Given request -> Note each line that includes the word "name". Copy those lines.

The records ->
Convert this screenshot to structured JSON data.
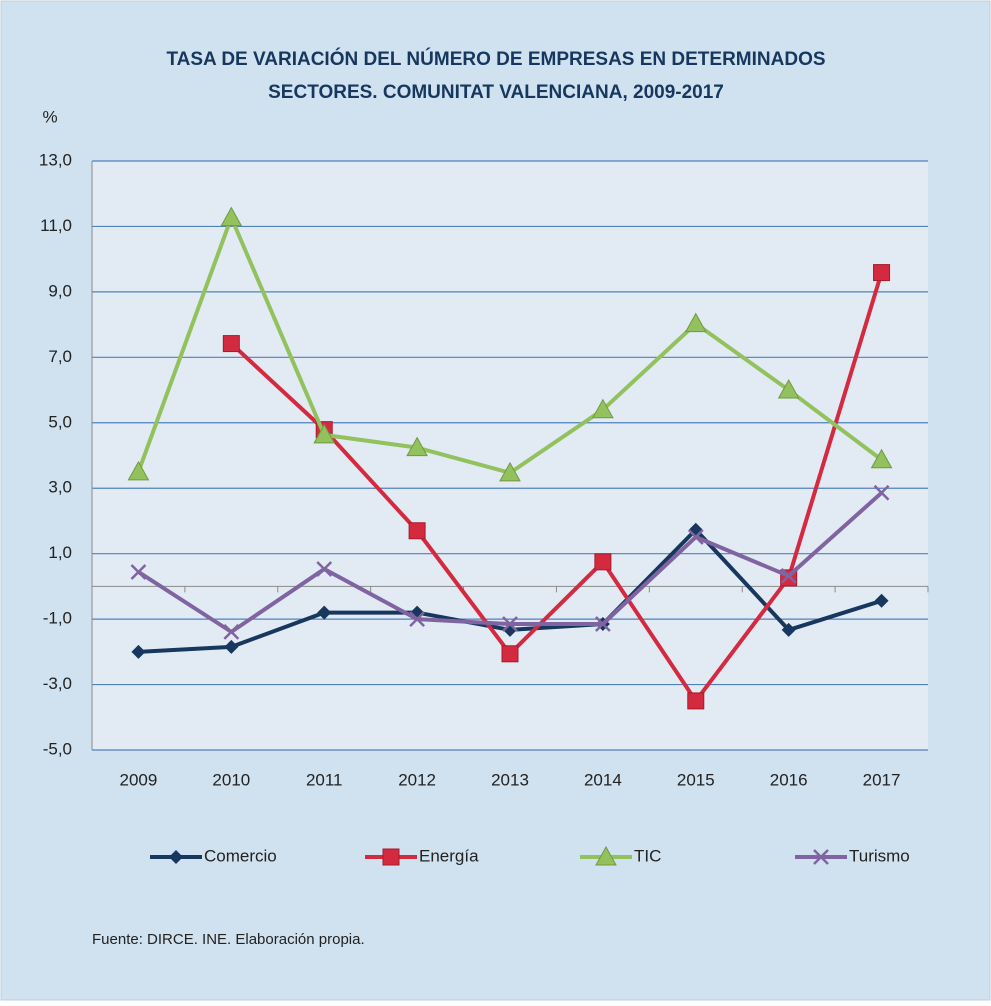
{
  "chart_data": {
    "type": "line",
    "title": [
      "TASA DE VARIACIÓN DEL NÚMERO DE EMPRESAS EN DETERMINADOS",
      "SECTORES. COMUNITAT VALENCIANA, 2009-2017"
    ],
    "y_label": "%",
    "source": "Fuente:  DIRCE. INE. Elaboración  propia.",
    "categories": [
      "2009",
      "2010",
      "2011",
      "2012",
      "2013",
      "2014",
      "2015",
      "2016",
      "2017"
    ],
    "series": [
      {
        "name": "Comercio",
        "color": "#17375e",
        "marker": "diamond",
        "values": [
          -2.0,
          -1.85,
          -0.8,
          -0.8,
          -1.33,
          -1.15,
          1.73,
          -1.33,
          -0.44
        ]
      },
      {
        "name": "Energía",
        "color": "#d42a40",
        "marker": "square",
        "values": [
          null,
          7.42,
          4.79,
          1.7,
          -2.06,
          0.75,
          -3.5,
          0.26,
          9.59
        ]
      },
      {
        "name": "TIC",
        "color": "#92c15d",
        "marker": "triangle",
        "values": [
          3.5,
          11.27,
          4.63,
          4.24,
          3.47,
          5.4,
          8.03,
          6.0,
          3.87
        ]
      },
      {
        "name": "Turismo",
        "color": "#8064a2",
        "marker": "x",
        "values": [
          0.44,
          -1.39,
          0.53,
          -1.0,
          -1.15,
          -1.15,
          1.51,
          0.32,
          2.86
        ]
      }
    ],
    "ylim": [
      -5,
      13
    ],
    "yticks": [
      {
        "value": -5,
        "label": "-5,0"
      },
      {
        "value": -3,
        "label": "-3,0"
      },
      {
        "value": -1,
        "label": "-1,0"
      },
      {
        "value": 1,
        "label": "1,0"
      },
      {
        "value": 3,
        "label": "3,0"
      },
      {
        "value": 5,
        "label": "5,0"
      },
      {
        "value": 7,
        "label": "7,0"
      },
      {
        "value": 9,
        "label": "9,0"
      },
      {
        "value": 11,
        "label": "11,0"
      },
      {
        "value": 13,
        "label": "13,0"
      }
    ],
    "grid": true,
    "legend": "bottom"
  }
}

In response ->
        "name": "Comercio",
        "name": "Energía",
        "name": "TIC",
        "name": "Turismo",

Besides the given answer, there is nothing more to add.